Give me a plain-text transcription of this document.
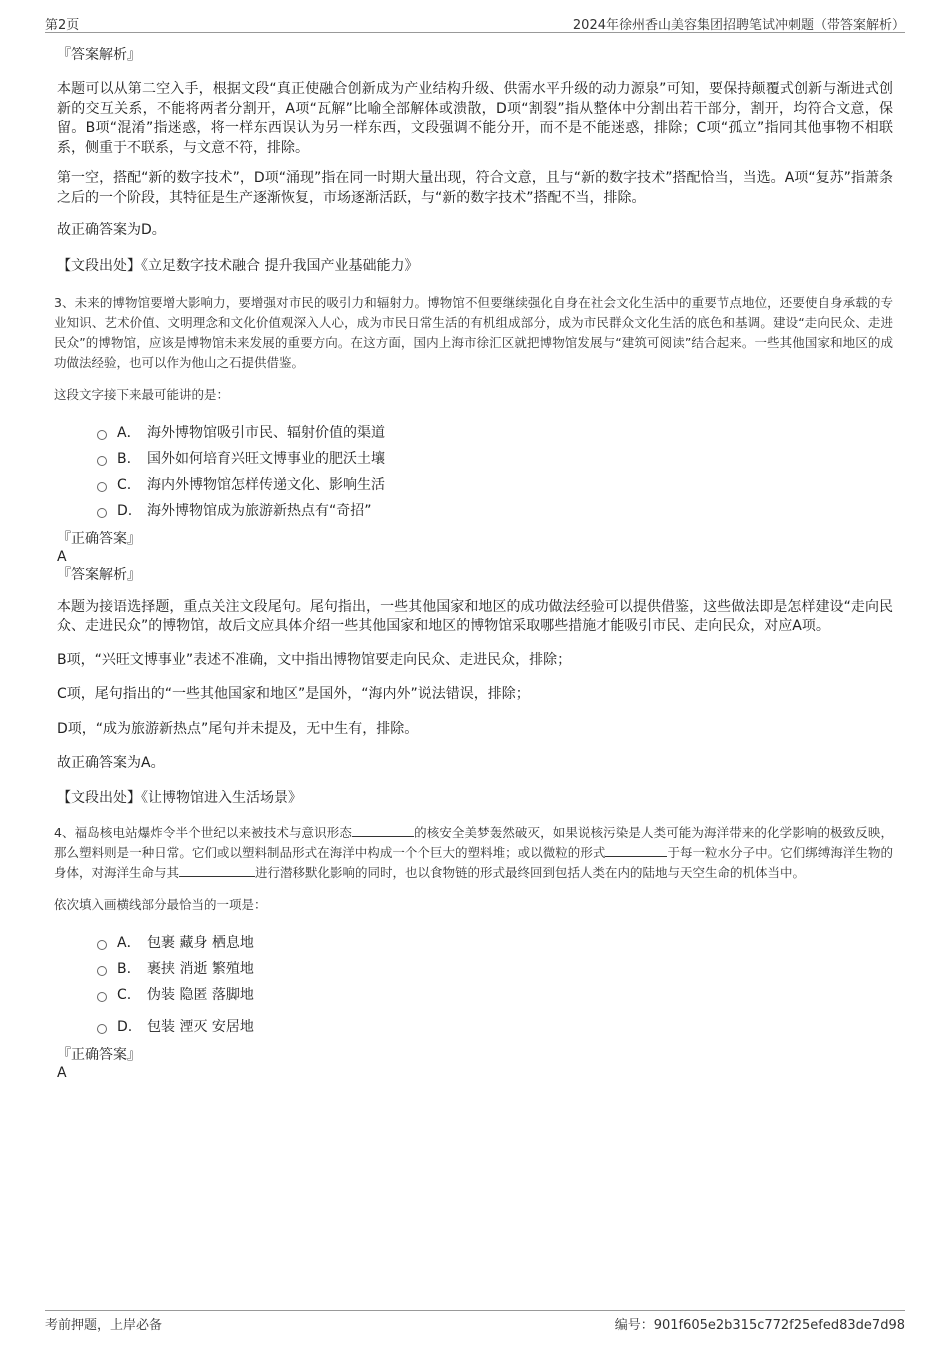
第2页	2024年徐州香山美容集团招聘笔试冲刺题（带答案解析）

『答案解析』

本题可以从第二空入手，根据文段“真正使融合创新成为产业结构升级、供需水平升级的动力源泉”可知，要保持颠覆式创新与渐进式创新的交互关系，不能将两者分割开，A项“瓦解”比喻全部解体或溃散，D项“割裂”指从整体中分割出若干部分，割开，均符合文意，保留。B项“混淆”指迷惑，将一样东西误认为另一样东西，文段强调不能分开，而不是不能迷惑，排除；C项“孤立”指同其他事物不相联系，侧重于不联系，与文意不符，排除。

第一空，搭配“新的数字技术”，D项“涌现”指在同一时期大量出现，符合文意，且与“新的数字技术”搭配恰当，当选。A项“复苏”指萧条之后的一个阶段，其特征是生产逐渐恢复，市场逐渐活跃，与“新的数字技术”搭配不当，排除。

故正确答案为D。

【文段出处】《立足数字技术融合 提升我国产业基础能力》

3、未来的博物馆要增大影响力，要增强对市民的吸引力和辐射力。博物馆不但要继续强化自身在社会文化生活中的重要节点地位，还要使自身承载的专业知识、艺术价值、文明理念和文化价值观深入人心，成为市民日常生活的有机组成部分，成为市民群众文化生活的底色和基调。建设“走向民众、走进民众”的博物馆，应该是博物馆未来发展的重要方向。在这方面，国内上海市徐汇区就把博物馆发展与“建筑可阅读”结合起来。一些其他国家和地区的成功做法经验，也可以作为他山之石提供借鉴。

这段文字接下来最可能讲的是：

A． 海外博物馆吸引市民、辐射价值的渠道
B.	国外如何培育兴旺文博事业的肥沃土壤
C.	海内外博物馆怎样传递文化、影响生活
D.	海外博物馆成为旅游新热点有“奇招”

『正确答案』

A

『答案解析』

本题为接语选择题，重点关注文段尾句。尾句指出，一些其他国家和地区的成功做法经验可以提供借鉴，这些做法即是怎样建设“走向民众、走进民众”的博物馆，故后文应具体介绍一些其他国家和地区的博物馆采取哪些措施才能吸引市民、走向民众，对应A项。

B项，“兴旺文博事业”表述不准确，文中指出博物馆要走向民众、走进民众，排除；

C项，尾句指出的“一些其他国家和地区”是国外，“海内外”说法错误，排除；

D项，“成为旅游新热点”尾句并未提及，无中生有，排除。

故正确答案为A。

【文段出处】《让博物馆进入生活场景》

4、福岛核电站爆炸令半个世纪以来被技术与意识形态	的核安全美梦轰然破灭，如果说核污染是人类可能为海洋带来的化学影响的极致反映，那么塑料则是一种日常。它们或以塑料制品形式在海洋中构成一个个巨大的塑料堆；或以微粒的形式	于每一粒水分子中。它们绑缚海洋生物的身体，对海洋生命与其	进行潜移默化影响的同时，也以食物链的形式最终回到包括人类在内的陆地与天空生命的机体当中。

依次填入画横线部分最恰当的一项是：

A． 包裹 藏身 栖息地
B.	裹挟 消逝 繁殖地
C.	伪装 隐匿 落脚地
D.	包装 湮灭 安居地

『正确答案』

A

考前押题，上岸必备	编号：901f605e2b315c772f25efed83de7d98
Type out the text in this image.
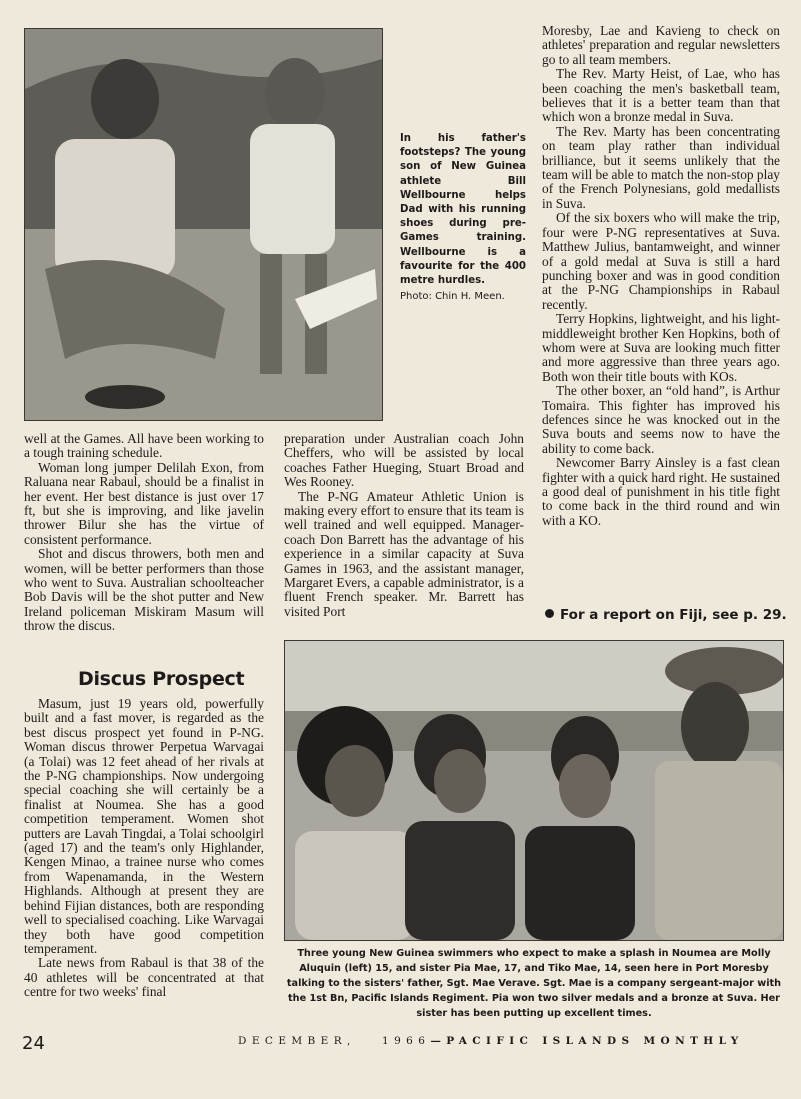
In his father's footsteps? The young son of New Guinea athlete Bill Wellbourne helps Dad with his running shoes during pre-Games training. Wellbourne is a favourite for the 400 metre hurdles.
Photo: Chin H. Meen.

Moresby, Lae and Kavieng to check on athletes' preparation and regular newsletters go to all team members.

The Rev. Marty Heist, of Lae, who has been coaching the men's basketball team, believes that it is a better team than that which won a bronze medal in Suva.

The Rev. Marty has been concentrating on team play rather than individual brilliance, but it seems unlikely that the team will be able to match the non-stop play of the French Polynesians, gold medallists in Suva.

Of the six boxers who will make the trip, four were P-NG representatives at Suva. Matthew Julius, bantamweight, and winner of a gold medal at Suva is still a hard punching boxer and was in good condition at the P-NG Championships in Rabaul recently.

Terry Hopkins, lightweight, and his light-middleweight brother Ken Hopkins, both of whom were at Suva are looking much fitter and more aggressive than three years ago. Both won their title bouts with KOs.

The other boxer, an “old hand”, is Arthur Tomaira. This fighter has improved his defences since he was knocked out in the Suva bouts and seems now to have the ability to come back.

Newcomer Barry Ainsley is a fast clean fighter with a quick hard right. He sustained a good deal of punishment in his title fight to come back in the third round and win with a KO.

For a report on Fiji, see p. 29.

well at the Games. All have been working to a tough training schedule.

Woman long jumper Delilah Exon, from Raluana near Rabaul, should be a finalist in her event. Her best distance is just over 17 ft, but she is improving, and like javelin thrower Bilur she has the virtue of consistent performance.

Shot and discus throwers, both men and women, will be better performers than those who went to Suva. Australian schoolteacher Bob Davis will be the shot putter and New Ireland policeman Miskiram Masum will throw the discus.

Discus Prospect

Masum, just 19 years old, powerfully built and a fast mover, is regarded as the best discus prospect yet found in P-NG. Woman discus thrower Perpetua Warvagai (a Tolai) was 12 feet ahead of her rivals at the P-NG championships. Now undergoing special coaching she will certainly be a finalist at Noumea. She has a good competition temperament. Women shot putters are Lavah Tingdai, a Tolai schoolgirl (aged 17) and the team's only Highlander, Kengen Minao, a trainee nurse who comes from Wapenamanda, in the Western Highlands. Although at present they are behind Fijian distances, both are responding well to specialised coaching. Like Warvagai they both have good competition temperament.

Late news from Rabaul is that 38 of the 40 athletes will be concentrated at that centre for two weeks' final

preparation under Australian coach John Cheffers, who will be assisted by local coaches Father Hueging, Stuart Broad and Wes Rooney.

The P-NG Amateur Athletic Union is making every effort to ensure that its team is well trained and well equipped. Manager-coach Don Barrett has the advantage of his experience in a similar capacity at Suva Games in 1963, and the assistant manager, Margaret Evers, a capable administrator, is a fluent French speaker. Mr. Barrett has visited Port

Three young New Guinea swimmers who expect to make a splash in Noumea are Molly Aluquin (left) 15, and sister Pia Mae, 17, and Tiko Mae, 14, seen here in Port Moresby talking to the sisters' father, Sgt. Mae Verave. Sgt. Mae is a company sergeant-major with the 1st Bn, Pacific Islands Regiment. Pia won two silver medals and a bronze at Suva. Her sister has been putting up excellent times.
24	DECEMBER, 1966—PACIFIC ISLANDS MONTHLY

Instruction
Of the lines in the data, how many contain the word "Australian"? Provide the number and nothing further.

Written answer
2